## Exercise task
Gather all lines in the entries below that include the word "United".

## Data supplied
○ ○ ○ ○ ○

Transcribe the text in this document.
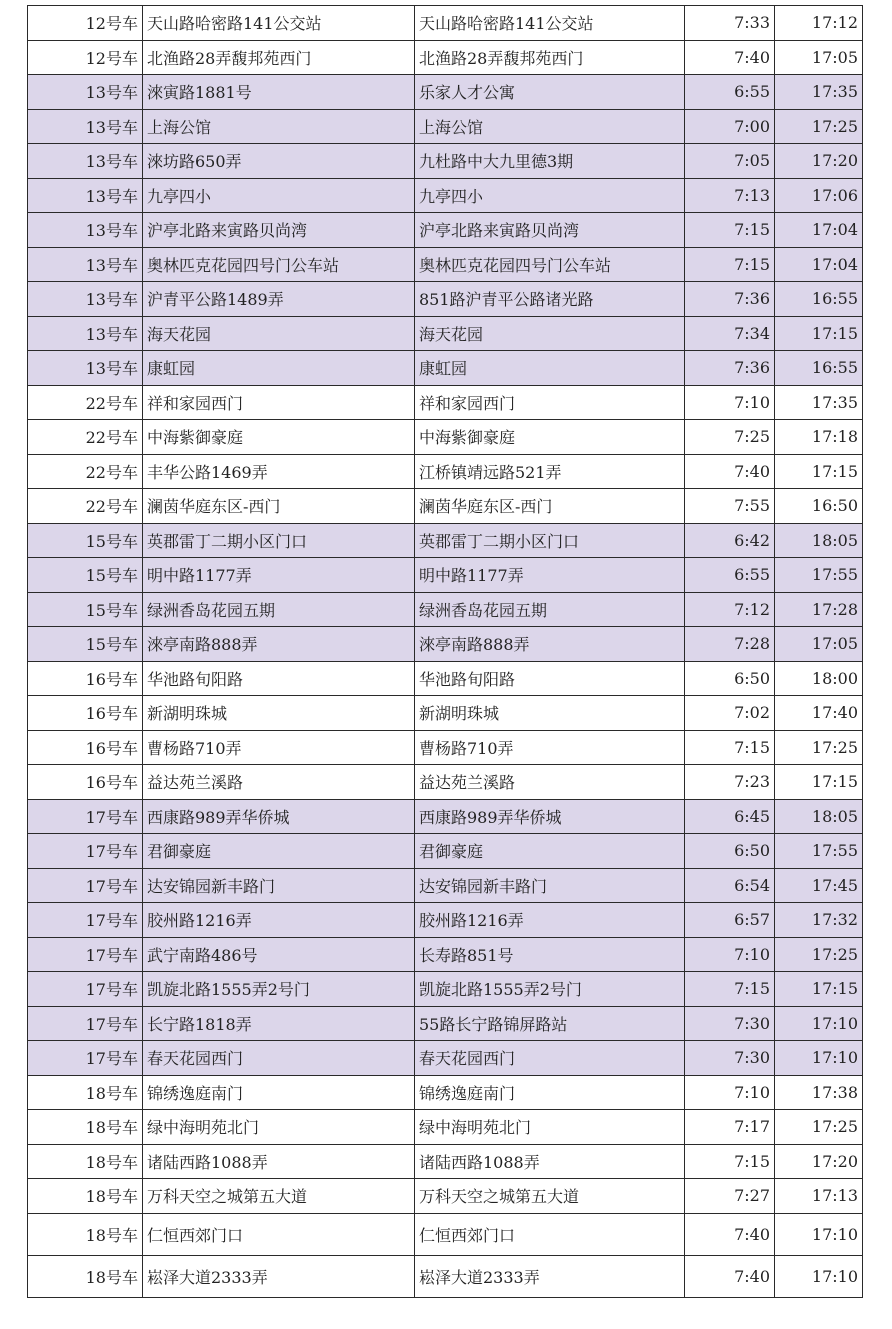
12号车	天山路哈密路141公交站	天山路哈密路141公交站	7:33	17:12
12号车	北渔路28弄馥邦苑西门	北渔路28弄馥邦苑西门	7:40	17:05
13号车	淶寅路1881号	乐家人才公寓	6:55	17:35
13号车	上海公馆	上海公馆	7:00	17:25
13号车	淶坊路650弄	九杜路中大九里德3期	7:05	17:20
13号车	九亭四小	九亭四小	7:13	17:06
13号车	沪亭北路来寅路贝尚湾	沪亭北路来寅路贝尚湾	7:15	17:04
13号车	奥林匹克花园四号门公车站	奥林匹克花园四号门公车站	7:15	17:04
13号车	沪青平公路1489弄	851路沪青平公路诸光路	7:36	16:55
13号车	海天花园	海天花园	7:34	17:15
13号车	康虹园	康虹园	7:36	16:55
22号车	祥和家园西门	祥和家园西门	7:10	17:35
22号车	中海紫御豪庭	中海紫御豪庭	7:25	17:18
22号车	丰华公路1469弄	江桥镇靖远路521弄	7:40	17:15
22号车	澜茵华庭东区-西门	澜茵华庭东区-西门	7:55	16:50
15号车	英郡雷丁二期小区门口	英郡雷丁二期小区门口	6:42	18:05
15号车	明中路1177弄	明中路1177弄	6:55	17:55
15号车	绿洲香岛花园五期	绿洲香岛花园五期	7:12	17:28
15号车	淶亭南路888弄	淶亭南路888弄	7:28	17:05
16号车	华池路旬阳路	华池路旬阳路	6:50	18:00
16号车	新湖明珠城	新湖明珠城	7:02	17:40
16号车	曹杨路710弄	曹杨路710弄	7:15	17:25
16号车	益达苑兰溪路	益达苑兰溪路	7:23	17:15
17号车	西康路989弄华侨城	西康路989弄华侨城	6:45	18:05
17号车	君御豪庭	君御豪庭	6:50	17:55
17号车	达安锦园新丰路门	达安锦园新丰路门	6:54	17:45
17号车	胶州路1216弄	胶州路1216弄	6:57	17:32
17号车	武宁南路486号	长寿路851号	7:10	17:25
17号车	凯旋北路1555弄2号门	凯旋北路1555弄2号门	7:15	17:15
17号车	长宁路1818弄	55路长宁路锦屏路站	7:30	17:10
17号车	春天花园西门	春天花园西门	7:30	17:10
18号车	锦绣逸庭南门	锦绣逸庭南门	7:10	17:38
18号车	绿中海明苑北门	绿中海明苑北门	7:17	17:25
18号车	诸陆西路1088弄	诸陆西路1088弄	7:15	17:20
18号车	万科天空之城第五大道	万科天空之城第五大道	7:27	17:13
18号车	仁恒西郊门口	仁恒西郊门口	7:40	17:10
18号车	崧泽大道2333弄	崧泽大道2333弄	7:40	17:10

○ ○ ○ ○ ○

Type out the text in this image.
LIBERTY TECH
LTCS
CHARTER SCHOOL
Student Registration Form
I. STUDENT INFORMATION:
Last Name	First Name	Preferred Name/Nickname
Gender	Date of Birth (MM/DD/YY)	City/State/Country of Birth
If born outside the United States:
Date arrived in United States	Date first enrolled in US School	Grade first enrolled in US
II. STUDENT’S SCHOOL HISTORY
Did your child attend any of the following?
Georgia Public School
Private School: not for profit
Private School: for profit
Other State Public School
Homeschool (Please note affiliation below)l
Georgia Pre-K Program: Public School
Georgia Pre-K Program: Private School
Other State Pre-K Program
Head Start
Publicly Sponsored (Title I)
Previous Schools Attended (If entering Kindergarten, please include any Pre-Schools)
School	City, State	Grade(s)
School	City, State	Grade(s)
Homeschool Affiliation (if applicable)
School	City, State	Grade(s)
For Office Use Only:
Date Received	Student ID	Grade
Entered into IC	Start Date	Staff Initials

○ ○ ○ ○ ○

## Result
If born outside the United States:
Date arrived in United States	Date first enrolled in US School	Grade first enrolled in US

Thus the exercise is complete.